Le samedi 30 octobre 1999


Mensonges et secrets de journaliste
Pierre Foglia, La Presse

Il y a un peu plus d'un an un type me lance un SOS. Au secours monsieur le chroniqueur influent, on m'égorge, on me tue, on détruit ma famille. La jeune trentaine, père de quatre enfants, une dénonciation à la Direction de la protection de la jeunesse, le faisait passer pour abuseur de ses trois petites filles.

J'ai deux certitudes sur la DPJ. La première c'est qu'elle est indispensable et qu'elle fait généralement bien son travail. La seconde c'est que contrairement à ce que croit l'opinion publique, ses erreurs les plus graves, la DPJ ne les commet pas par négligence, mais par excès de zèle. Excès de moralisrne. Abus de pouvoir.

Je rencontre donc le jeune père de famille en question, je le trouve prétentieux et bavard mais je ne l'imagine pas un instant abuseur. Plutôt un de ces granoles à la con qui prend son bain en famille. Hop là tout le monde tout nu. Ça? Ah ça ma petite fille c'est le pubis de maman, et ça le pénis de papa... J'en ai connu quelques-uns du genre, mangeurs de tofu, mais je n'ai jamais entendu que le tofu rendait pédophile. Sauf que voilà les petites filles qui parlent des ébats familiaux à l'école et la maîtresse alerte la DPJ. C'est du moins le portrait que je me fais de la situation à ce moment-là.

Je n'ai jamais écrit cette histoire. J'ai pris sur moi d'appeler une des grandes boss de la DPJ, responsable du secteur concerné. Je lui ai dit madame il me semble que ce n'est pas une chronique de plus sur la DPJ qui ramenera la sérénité dans cette famille. Et si vous vous assuriez que tout est bien ? Elle m'a demandé sur quoi j'appuyais mon intuition d'une erreur possible...

#### Liste fournie
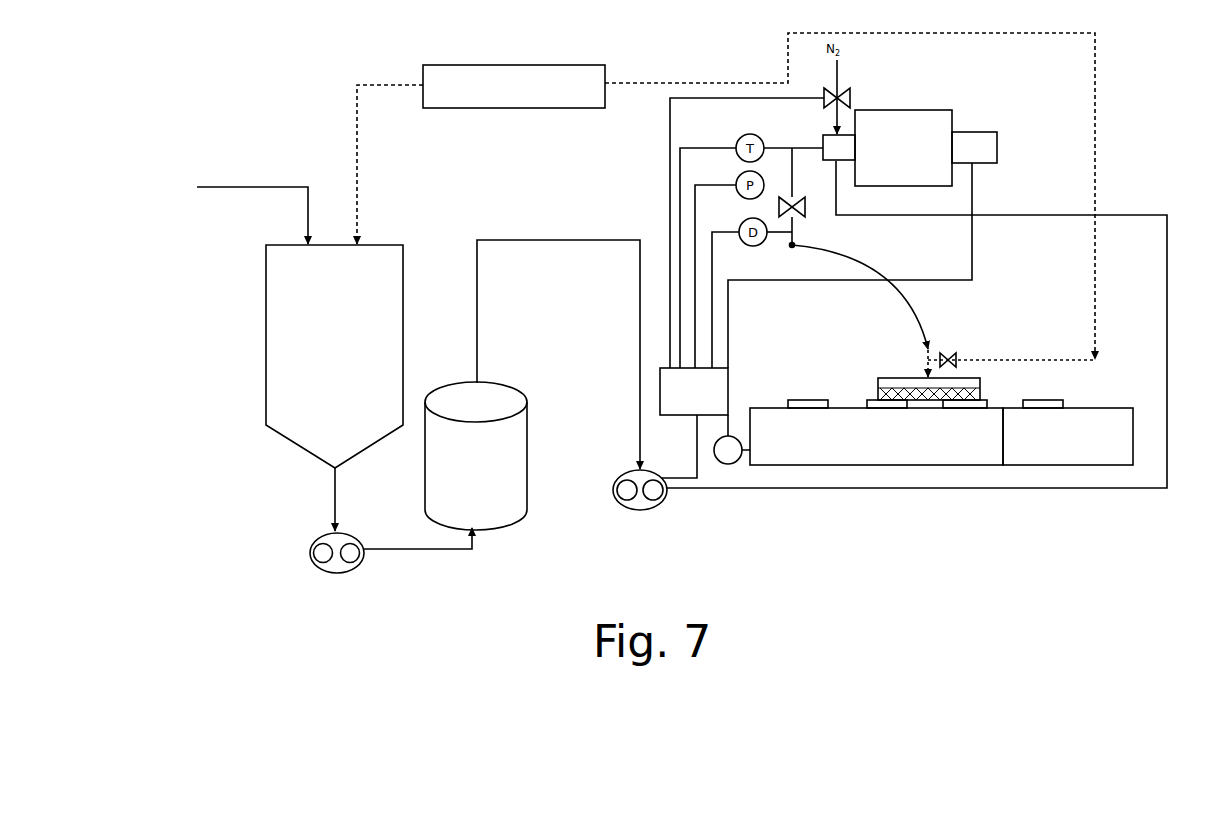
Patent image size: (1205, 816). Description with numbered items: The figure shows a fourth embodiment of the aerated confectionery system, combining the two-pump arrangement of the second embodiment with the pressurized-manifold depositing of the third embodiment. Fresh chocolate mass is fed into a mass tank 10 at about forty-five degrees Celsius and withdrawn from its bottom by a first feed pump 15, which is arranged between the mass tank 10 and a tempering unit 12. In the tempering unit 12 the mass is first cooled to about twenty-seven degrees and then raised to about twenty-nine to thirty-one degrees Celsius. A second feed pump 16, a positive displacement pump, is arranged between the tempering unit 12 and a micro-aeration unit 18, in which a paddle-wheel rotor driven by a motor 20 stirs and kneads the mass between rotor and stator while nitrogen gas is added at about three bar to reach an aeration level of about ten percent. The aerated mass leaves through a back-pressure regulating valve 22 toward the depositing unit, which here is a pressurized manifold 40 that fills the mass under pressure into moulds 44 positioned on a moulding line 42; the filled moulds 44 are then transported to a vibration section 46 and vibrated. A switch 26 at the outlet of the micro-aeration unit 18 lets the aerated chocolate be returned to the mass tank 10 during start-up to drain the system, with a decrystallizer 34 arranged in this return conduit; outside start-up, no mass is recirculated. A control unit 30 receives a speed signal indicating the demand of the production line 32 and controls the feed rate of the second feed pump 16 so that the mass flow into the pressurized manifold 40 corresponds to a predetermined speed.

The mass tank 10 is at (334, 388).
The tempering unit 12 is at (476, 456).
The first feed pump 15 is at (391, 567).
The second feed pump 16 is at (640, 508).
The micro-aeration unit 18 is at (903, 148).
The motor 20 is at (975, 134).
The back-pressure regulating valve 22 is at (807, 220).
The switch 26 is at (790, 141).
The control unit 30 is at (694, 391).
The production line 32 is at (732, 439).
The decrystallizer 34 is at (726, 196).
The pressurized manifold 40 is at (978, 377).
The moulding line 42 is at (876, 432).
The moulds 44 is at (1070, 400).
The vibration section 46 is at (1068, 436).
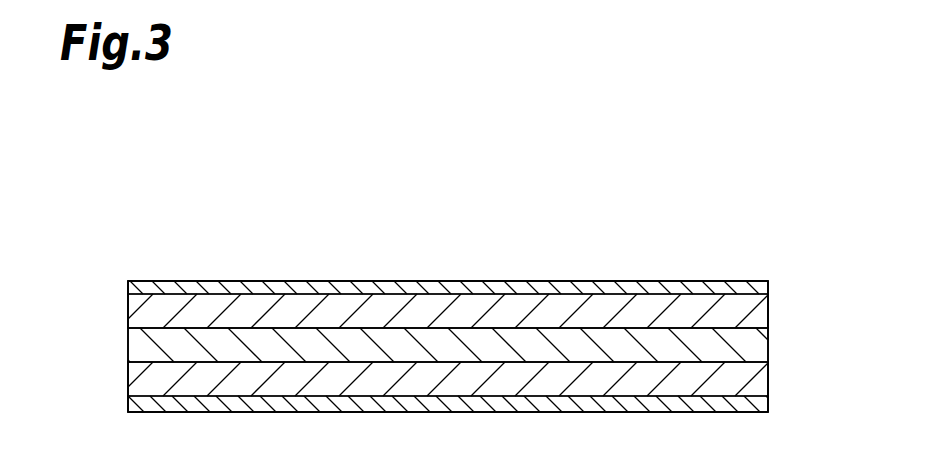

#### Tâches à réaliser
a – Dans la liste, recopiez les lignes situées entre son début et la ligne qui contient « The micro-aeration unit 18 is at (903, 148). », cette dernière comprise, en substituant « variant » à « embodiment ». Laissez les images de côté dans votre réponse.
b – Reprenez le fil de la chronique sur la DPJ et le jeune père accusé, en l'écrivant à la suite de sa dernière phrase.

#### Les résultats
a –
Patent image size: (1205, 816). Description with numbered items: The figure shows a fourth variant of the aerated confectionery system, combining the two-pump arrangement of the second variant with the pressurized-manifold depositing of the third variant. Fresh chocolate mass is fed into a mass tank 10 at about forty-five degrees Celsius and withdrawn from its bottom by a first feed pump 15, which is arranged between the mass tank 10 and a tempering unit 12. In the tempering unit 12 the mass is first cooled to about twenty-seven degrees and then raised to about twenty-nine to thirty-one degrees Celsius. A second feed pump 16, a positive displacement pump, is arranged between the tempering unit 12 and a micro-aeration unit 18, in which a paddle-wheel rotor driven by a motor 20 stirs and kneads the mass between rotor and stator while nitrogen gas is added at about three bar to reach an aeration level of about ten percent. The aerated mass leaves through a back-pressure regulating valve 22 toward the depositing unit, which here is a pressurized manifold 40 that fills the mass under pressure into moulds 44 positioned on a moulding line 42; the filled moulds 44 are then transported to a vibration section 46 and vibrated. A switch 26 at the outlet of the micro-aeration unit 18 lets the aerated chocolate be returned to the mass tank 10 during start-up to drain the system, with a decrystallizer 34 arranged in this return conduit; outside start-up, no mass is recirculated. A control unit 30 receives a speed signal indicating the demand of the production line 32 and controls the feed rate of the second feed pump 16 so that the mass flow into the pressurized manifold 40 corresponds to a predetermined speed.

The mass tank 10 is at (334, 388).
The tempering unit 12 is at (476, 456).
The first feed pump 15 is at (391, 567).
The second feed pump 16 is at (640, 508).
The micro-aeration unit 18 is at (903, 148).

b –
Sur la mère des enfants, madame. Il me semble que la mère est bien placée pour juger des attitudes de son mari. Et elle m'a assuré n'avoir jamais entretenu le moindre doute, n'avoir jamais eu la moindre dispute avec son mari sur ce sujet.

C'était il y a plus d'un an. Je n'ai jamais su ce que la dame de la DPJ avait fait ou pas fait. Aucune nouvelle pendant plus d'un an, et puis hier, surprise, un fax de la mère.

Elle me rappelle qui elle est. Revient sur notre entrevue : «Vous m'aviez demandé si j'étais d'accord avec les jeux de mon mari, votre question m'est restée longtemps en mémoire, ma réponse aussi, je vous avais répondu : « Je vous l'assure nous sommes entièrement d'accord, à ce sujet ».

« J'ai menti. J'étais à cette époque transie de peur.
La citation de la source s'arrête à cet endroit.